The first thing to notice is that the FlexMonkey Console has now been replaced by a Build Automation System. The FlexMonkey console is great for authoring test cases, and running them interactively. But as an interactive application, it doesn’t have much place in the tool chain for an automated system. The Build Automation system is represented here as an Ant task, or (in part 5 of this series) a Ruby script.

The Build Automation System talks over a network socket to a new piece of the puzzle: an embedded Monkey Test Launcher that is linked into your AIR application.  The test launcher dynamically loads a separate .swf file containing the ActionScript TestSuite, TestCase, and Test classes generated by the FlexMonkey console that comprise your functional test suite. Then the embedded test launcher runs the tests.

When the tests are complete, the test launcher sends back the results, in XML format, to the Build Automation System.  The automation system writes the results to a log file, then registers success or failure status for the build as a whole.

A little checklist

So, here’s the checklist to follow for build system integration:

  1. Generate ActionScript source for your test suite classes.

(WHAT YOU NEED TO DO) In the FlexMonkey build-automation text, what format does the test launcher use to send results back to the Build Automation System? The records have no connection to the text.

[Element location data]
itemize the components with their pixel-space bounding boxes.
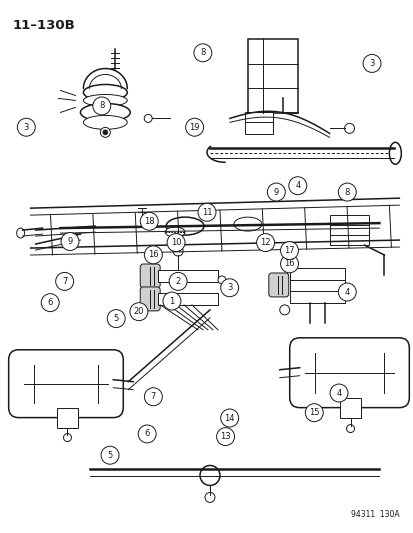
Text: 8: 8 — [99, 101, 104, 110]
Text: 9: 9 — [67, 237, 72, 246]
Circle shape — [280, 255, 298, 273]
Circle shape — [217, 276, 225, 284]
Circle shape — [17, 118, 35, 136]
Ellipse shape — [80, 103, 130, 122]
Circle shape — [61, 232, 79, 251]
Circle shape — [267, 183, 285, 201]
Bar — [329, 215, 368, 245]
Text: 17: 17 — [283, 246, 294, 255]
FancyBboxPatch shape — [140, 287, 160, 311]
Circle shape — [220, 279, 238, 297]
Ellipse shape — [17, 228, 24, 238]
Ellipse shape — [83, 116, 127, 130]
Bar — [244, 112, 272, 134]
Text: 5: 5 — [113, 314, 119, 323]
Circle shape — [107, 310, 125, 328]
Circle shape — [337, 183, 356, 201]
Circle shape — [304, 403, 323, 422]
Bar — [247, 38, 297, 114]
Bar — [339, 398, 361, 417]
Text: 11–130B: 11–130B — [13, 19, 75, 31]
Circle shape — [197, 203, 216, 221]
Circle shape — [256, 233, 274, 252]
Text: 20: 20 — [133, 307, 144, 316]
Text: 6: 6 — [144, 430, 150, 439]
Circle shape — [144, 388, 162, 406]
Circle shape — [100, 127, 110, 138]
Circle shape — [193, 44, 211, 62]
Circle shape — [288, 177, 306, 195]
Text: 7: 7 — [150, 392, 156, 401]
Circle shape — [130, 303, 147, 321]
Bar — [289, 268, 344, 303]
Text: 94311  130A: 94311 130A — [350, 510, 399, 519]
Circle shape — [173, 246, 183, 256]
Text: 4: 4 — [294, 181, 300, 190]
Circle shape — [102, 130, 107, 135]
Text: 16: 16 — [148, 251, 158, 260]
Circle shape — [101, 446, 119, 464]
Text: 16: 16 — [283, 260, 294, 268]
Ellipse shape — [165, 227, 185, 237]
Circle shape — [163, 292, 180, 310]
Text: 9: 9 — [273, 188, 278, 197]
Text: 3: 3 — [368, 59, 374, 68]
Text: 15: 15 — [308, 408, 319, 417]
Ellipse shape — [233, 217, 261, 231]
Circle shape — [144, 115, 152, 123]
Circle shape — [344, 123, 354, 133]
Circle shape — [63, 433, 71, 441]
Text: 19: 19 — [189, 123, 199, 132]
Circle shape — [167, 233, 185, 252]
Circle shape — [41, 294, 59, 312]
Circle shape — [144, 246, 162, 264]
Text: 3: 3 — [226, 283, 232, 292]
Text: 3: 3 — [24, 123, 29, 132]
FancyBboxPatch shape — [9, 350, 123, 417]
Circle shape — [140, 212, 158, 230]
FancyBboxPatch shape — [289, 338, 408, 408]
Bar — [158, 270, 217, 282]
FancyBboxPatch shape — [268, 273, 288, 297]
Text: 11: 11 — [201, 208, 212, 217]
Circle shape — [337, 283, 356, 301]
Circle shape — [216, 427, 234, 446]
Ellipse shape — [166, 217, 204, 235]
Text: 18: 18 — [144, 217, 154, 226]
Circle shape — [138, 425, 156, 443]
Circle shape — [204, 492, 214, 503]
FancyBboxPatch shape — [140, 264, 160, 288]
Ellipse shape — [83, 94, 127, 107]
Circle shape — [55, 272, 74, 290]
Circle shape — [279, 305, 289, 315]
Bar — [56, 408, 78, 427]
Text: 4: 4 — [344, 287, 349, 296]
Text: 8: 8 — [200, 49, 205, 57]
Circle shape — [185, 118, 203, 136]
Ellipse shape — [83, 84, 127, 100]
Circle shape — [169, 272, 187, 290]
Text: 2: 2 — [175, 277, 180, 286]
Bar — [158, 293, 217, 305]
Text: 13: 13 — [220, 432, 230, 441]
Text: 7: 7 — [62, 277, 67, 286]
Circle shape — [199, 465, 219, 486]
Text: 8: 8 — [344, 188, 349, 197]
Text: 5: 5 — [107, 451, 112, 460]
Ellipse shape — [389, 142, 400, 164]
Text: 14: 14 — [224, 414, 234, 423]
Circle shape — [362, 54, 380, 72]
Circle shape — [280, 241, 298, 260]
Text: 1: 1 — [169, 296, 174, 305]
Circle shape — [346, 425, 354, 433]
Text: 10: 10 — [171, 238, 181, 247]
Text: 12: 12 — [260, 238, 270, 247]
Circle shape — [220, 409, 238, 427]
Circle shape — [93, 97, 111, 115]
Text: 4: 4 — [336, 389, 341, 398]
Circle shape — [329, 384, 347, 402]
Text: 6: 6 — [47, 298, 53, 307]
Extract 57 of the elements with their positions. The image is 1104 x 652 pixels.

(WORKED SOLUTION) XML format.